## START LISTED ENTRIES

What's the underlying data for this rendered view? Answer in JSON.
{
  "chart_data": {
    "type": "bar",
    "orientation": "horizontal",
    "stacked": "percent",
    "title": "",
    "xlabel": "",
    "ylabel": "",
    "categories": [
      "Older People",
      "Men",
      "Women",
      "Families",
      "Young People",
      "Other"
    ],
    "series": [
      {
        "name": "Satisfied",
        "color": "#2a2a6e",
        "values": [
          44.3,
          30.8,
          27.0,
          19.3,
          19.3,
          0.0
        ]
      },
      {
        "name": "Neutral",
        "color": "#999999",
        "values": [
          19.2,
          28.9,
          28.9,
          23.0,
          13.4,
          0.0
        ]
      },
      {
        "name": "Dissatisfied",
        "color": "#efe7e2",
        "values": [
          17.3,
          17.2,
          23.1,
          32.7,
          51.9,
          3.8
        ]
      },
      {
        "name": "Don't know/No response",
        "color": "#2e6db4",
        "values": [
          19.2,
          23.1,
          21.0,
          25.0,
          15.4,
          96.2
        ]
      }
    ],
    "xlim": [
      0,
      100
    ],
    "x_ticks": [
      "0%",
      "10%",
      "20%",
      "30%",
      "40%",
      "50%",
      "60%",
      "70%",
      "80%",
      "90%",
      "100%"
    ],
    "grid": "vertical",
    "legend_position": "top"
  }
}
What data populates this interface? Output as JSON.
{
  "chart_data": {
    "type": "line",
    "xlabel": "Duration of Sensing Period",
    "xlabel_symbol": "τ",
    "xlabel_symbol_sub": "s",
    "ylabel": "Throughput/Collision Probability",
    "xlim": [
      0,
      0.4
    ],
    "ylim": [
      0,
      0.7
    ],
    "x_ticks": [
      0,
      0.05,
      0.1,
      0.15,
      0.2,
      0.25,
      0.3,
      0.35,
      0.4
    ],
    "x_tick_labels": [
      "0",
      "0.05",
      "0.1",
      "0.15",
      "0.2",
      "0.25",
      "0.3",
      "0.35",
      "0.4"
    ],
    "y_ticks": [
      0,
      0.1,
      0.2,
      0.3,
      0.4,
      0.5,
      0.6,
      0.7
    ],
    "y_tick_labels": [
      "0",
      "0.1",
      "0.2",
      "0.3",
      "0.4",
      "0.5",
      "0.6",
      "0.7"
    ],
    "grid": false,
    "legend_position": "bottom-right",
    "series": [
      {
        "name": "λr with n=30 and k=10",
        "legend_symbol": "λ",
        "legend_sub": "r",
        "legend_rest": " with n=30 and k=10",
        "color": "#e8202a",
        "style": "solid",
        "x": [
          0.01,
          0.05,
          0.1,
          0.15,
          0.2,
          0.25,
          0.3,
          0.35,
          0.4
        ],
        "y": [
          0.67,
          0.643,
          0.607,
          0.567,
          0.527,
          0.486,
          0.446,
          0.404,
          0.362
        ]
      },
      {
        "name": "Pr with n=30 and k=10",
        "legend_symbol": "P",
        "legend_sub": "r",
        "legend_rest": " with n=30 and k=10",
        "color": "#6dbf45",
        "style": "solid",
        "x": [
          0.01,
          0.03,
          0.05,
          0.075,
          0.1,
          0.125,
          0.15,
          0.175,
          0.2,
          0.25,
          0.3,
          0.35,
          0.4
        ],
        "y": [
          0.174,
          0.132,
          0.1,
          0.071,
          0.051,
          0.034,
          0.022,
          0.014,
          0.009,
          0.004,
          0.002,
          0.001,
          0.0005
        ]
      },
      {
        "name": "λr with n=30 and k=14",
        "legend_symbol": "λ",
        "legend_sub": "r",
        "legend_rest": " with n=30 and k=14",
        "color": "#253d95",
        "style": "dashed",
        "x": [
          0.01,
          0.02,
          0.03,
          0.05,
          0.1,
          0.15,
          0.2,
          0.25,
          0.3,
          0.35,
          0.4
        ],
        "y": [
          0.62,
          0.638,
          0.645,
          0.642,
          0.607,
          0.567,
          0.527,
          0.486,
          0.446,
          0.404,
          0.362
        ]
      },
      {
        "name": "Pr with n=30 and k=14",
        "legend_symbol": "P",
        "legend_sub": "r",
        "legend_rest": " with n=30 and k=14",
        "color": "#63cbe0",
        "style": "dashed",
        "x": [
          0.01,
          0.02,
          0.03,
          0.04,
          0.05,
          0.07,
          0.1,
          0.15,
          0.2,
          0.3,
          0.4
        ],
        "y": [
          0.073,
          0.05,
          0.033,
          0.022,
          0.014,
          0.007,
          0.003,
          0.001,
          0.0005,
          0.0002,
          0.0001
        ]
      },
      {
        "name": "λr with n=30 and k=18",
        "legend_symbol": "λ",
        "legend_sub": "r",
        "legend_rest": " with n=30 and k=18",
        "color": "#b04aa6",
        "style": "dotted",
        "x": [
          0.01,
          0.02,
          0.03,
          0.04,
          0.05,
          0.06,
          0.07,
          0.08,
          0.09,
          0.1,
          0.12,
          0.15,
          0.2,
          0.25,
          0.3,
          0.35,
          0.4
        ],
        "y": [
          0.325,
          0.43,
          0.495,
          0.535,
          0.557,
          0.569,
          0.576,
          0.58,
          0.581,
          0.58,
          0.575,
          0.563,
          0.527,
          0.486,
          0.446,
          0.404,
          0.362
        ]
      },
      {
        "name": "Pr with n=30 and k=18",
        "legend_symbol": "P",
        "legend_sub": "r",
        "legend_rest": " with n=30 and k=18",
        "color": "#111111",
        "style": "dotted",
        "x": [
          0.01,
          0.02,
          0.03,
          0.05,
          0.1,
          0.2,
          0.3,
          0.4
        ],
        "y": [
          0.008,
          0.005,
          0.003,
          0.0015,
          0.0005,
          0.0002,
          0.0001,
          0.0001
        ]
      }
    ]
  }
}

## END LISTED ENTRIES

**CHALLENGE**
Among the lines of the material, find those that hold the word "with" and copy them.

**FINAL RESULT**
        "name": "λr with n=30 and k=10",
        "legend_rest": " with n=30 and k=10",
        "name": "Pr with n=30 and k=10",
        "legend_rest": " with n=30 and k=10",
        "name": "λr with n=30 and k=14",
        "legend_rest": " with n=30 and k=14",
        "name": "Pr with n=30 and k=14",
        "legend_rest": " with n=30 and k=14",
        "name": "λr with n=30 and k=18",
        "legend_rest": " with n=30 and k=18",
        "name": "Pr with n=30 and k=18",
        "legend_rest": " with n=30 and k=18",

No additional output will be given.